Records contained in a dataset:
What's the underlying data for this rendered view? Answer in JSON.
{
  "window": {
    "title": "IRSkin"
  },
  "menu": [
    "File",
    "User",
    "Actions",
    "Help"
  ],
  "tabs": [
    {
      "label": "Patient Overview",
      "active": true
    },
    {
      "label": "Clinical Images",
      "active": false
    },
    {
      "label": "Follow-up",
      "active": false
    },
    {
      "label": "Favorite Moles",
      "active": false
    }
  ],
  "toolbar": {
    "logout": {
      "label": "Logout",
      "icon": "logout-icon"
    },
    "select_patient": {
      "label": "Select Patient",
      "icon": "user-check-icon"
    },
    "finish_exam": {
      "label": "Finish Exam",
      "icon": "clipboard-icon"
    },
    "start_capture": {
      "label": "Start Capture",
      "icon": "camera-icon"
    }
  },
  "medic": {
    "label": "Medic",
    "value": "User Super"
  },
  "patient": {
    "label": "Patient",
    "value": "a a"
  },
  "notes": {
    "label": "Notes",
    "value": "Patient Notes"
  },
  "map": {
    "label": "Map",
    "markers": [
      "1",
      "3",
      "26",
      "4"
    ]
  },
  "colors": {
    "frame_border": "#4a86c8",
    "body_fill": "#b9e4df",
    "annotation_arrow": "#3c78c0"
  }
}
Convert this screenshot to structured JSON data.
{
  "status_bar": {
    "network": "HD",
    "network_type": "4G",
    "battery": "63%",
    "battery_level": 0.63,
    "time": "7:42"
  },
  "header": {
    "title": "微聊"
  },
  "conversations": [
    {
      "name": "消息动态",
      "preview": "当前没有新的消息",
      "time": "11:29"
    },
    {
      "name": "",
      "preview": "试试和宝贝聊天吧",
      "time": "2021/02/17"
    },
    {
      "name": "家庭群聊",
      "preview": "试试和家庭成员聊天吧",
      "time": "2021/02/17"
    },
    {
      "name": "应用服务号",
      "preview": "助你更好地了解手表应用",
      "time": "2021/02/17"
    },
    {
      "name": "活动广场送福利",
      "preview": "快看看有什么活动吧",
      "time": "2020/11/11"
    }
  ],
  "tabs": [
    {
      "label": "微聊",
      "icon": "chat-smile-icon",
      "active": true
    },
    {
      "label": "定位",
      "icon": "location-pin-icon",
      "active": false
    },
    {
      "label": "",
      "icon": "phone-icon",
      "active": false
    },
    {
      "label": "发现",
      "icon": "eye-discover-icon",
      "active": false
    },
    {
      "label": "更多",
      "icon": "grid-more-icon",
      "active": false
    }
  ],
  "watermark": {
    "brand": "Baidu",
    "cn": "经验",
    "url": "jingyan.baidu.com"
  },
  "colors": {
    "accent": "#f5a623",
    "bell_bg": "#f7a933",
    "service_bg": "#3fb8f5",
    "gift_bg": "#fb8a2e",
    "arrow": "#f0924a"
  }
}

▶ **Requirement**: Search the records above for "preview". Copy each line where it is found.

▶ **Full answer**:
      "preview": "当前没有新的消息",
      "preview": "试试和宝贝聊天吧",
      "preview": "试试和家庭成员聊天吧",
      "preview": "助你更好地了解手表应用",
      "preview": "快看看有什么活动吧",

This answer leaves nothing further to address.